*** Opening MATERIAL FOR THE TASK ***
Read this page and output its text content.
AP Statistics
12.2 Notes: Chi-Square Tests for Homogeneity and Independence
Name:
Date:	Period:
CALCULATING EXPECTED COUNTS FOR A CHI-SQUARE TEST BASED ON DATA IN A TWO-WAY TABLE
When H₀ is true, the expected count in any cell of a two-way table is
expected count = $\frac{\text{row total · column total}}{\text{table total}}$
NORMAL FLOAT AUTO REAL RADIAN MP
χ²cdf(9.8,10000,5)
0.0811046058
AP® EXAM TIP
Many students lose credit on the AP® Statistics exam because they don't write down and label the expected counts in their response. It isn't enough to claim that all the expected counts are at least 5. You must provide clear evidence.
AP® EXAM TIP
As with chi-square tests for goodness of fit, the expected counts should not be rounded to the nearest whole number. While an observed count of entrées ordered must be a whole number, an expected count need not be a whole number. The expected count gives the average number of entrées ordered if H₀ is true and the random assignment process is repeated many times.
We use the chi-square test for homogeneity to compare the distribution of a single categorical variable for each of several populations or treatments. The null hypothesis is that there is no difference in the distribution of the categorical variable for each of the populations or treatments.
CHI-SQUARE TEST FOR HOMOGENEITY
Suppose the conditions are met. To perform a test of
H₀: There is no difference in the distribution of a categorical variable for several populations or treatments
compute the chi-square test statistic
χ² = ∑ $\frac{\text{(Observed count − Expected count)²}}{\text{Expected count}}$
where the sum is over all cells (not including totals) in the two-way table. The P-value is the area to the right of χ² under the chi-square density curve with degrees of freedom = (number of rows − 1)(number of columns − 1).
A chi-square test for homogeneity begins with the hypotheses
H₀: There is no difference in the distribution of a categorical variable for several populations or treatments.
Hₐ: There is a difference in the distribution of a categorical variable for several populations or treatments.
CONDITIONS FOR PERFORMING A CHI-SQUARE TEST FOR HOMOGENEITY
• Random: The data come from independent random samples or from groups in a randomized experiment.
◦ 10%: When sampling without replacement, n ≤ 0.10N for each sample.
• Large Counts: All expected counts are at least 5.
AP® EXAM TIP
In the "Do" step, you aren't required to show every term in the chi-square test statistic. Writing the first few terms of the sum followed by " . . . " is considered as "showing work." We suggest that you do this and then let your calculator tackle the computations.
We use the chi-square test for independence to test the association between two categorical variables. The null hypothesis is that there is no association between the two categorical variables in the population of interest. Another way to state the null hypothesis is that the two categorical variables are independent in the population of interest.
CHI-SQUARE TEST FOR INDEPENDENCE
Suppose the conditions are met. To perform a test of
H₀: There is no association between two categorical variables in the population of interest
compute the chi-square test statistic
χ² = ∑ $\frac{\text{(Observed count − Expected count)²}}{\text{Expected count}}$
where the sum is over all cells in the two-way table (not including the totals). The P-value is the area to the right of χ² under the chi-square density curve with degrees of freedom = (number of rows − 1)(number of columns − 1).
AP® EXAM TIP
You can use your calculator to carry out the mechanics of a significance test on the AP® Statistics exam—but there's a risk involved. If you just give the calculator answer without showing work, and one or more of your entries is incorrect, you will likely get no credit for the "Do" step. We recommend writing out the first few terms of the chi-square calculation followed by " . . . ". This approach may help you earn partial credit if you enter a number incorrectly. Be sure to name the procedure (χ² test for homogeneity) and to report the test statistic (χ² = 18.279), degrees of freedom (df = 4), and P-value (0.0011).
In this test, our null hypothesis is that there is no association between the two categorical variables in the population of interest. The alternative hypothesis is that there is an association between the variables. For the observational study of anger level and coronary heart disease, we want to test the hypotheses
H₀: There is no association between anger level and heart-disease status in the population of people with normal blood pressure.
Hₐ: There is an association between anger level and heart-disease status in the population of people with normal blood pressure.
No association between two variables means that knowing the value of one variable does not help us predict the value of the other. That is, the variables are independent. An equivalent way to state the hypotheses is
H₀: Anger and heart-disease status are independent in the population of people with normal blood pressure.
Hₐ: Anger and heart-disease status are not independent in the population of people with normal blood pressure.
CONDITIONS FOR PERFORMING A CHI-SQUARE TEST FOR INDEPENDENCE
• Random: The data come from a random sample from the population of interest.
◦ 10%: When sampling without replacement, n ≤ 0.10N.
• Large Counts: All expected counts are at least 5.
*** Closing MATERIAL FOR THE TASK ***
ABOUT THIS TASK: Please copy out each line of the material that holds the string "replacement".

EXPECTED ANSWER:
◦ 10%: When sampling without replacement, n ≤ 0.10N for each sample.
◦ 10%: When sampling without replacement, n ≤ 0.10N.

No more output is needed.